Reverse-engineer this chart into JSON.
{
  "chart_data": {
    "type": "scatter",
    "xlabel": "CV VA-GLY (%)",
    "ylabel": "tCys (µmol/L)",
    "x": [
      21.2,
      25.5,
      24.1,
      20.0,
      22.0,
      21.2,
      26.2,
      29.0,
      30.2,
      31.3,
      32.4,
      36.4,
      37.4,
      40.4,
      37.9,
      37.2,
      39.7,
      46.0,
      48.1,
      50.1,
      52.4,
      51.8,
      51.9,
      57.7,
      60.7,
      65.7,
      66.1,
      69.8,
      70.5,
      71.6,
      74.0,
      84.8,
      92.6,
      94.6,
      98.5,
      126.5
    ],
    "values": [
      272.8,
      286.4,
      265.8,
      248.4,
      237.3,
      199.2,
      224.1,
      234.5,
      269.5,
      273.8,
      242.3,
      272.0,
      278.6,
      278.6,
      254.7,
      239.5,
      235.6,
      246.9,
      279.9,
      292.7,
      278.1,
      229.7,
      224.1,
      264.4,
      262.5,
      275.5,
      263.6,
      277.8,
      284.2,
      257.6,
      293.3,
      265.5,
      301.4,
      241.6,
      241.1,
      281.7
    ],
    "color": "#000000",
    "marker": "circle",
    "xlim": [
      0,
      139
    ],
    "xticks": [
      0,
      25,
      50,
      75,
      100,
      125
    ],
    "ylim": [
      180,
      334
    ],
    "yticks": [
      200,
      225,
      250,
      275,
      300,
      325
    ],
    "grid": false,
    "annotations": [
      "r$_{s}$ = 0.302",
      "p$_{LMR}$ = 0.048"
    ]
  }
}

==============================

What this task involves: Your task is to repeat each line of the material exactly.

Reply:
Reverse-engineer this chart into JSON.
{
  "chart_data": {
    "type": "scatter",
    "xlabel": "CV VA-GLY (%)",
    "ylabel": "tCys (µmol/L)",
    "x": [
      21.2,
      25.5,
      24.1,
      20.0,
      22.0,
      21.2,
      26.2,
      29.0,
      30.2,
      31.3,
      32.4,
      36.4,
      37.4,
      40.4,
      37.9,
      37.2,
      39.7,
      46.0,
      48.1,
      50.1,
      52.4,
      51.8,
      51.9,
      57.7,
      60.7,
      65.7,
      66.1,
      69.8,
      70.5,
      71.6,
      74.0,
      84.8,
      92.6,
      94.6,
      98.5,
      126.5
    ],
    "values": [
      272.8,
      286.4,
      265.8,
      248.4,
      237.3,
      199.2,
      224.1,
      234.5,
      269.5,
      273.8,
      242.3,
      272.0,
      278.6,
      278.6,
      254.7,
      239.5,
      235.6,
      246.9,
      279.9,
      292.7,
      278.1,
      229.7,
      224.1,
      264.4,
      262.5,
      275.5,
      263.6,
      277.8,
      284.2,
      257.6,
      293.3,
      265.5,
      301.4,
      241.6,
      241.1,
      281.7
    ],
    "color": "#000000",
    "marker": "circle",
    "xlim": [
      0,
      139
    ],
    "xticks": [
      0,
      25,
      50,
      75,
      100,
      125
    ],
    "ylim": [
      180,
      334
    ],
    "yticks": [
      200,
      225,
      250,
      275,
      300,
      325
    ],
    "grid": false,
    "annotations": [
      "r$_{s}$ = 0.302",
      "p$_{LMR}$ = 0.048"
    ]
  }
}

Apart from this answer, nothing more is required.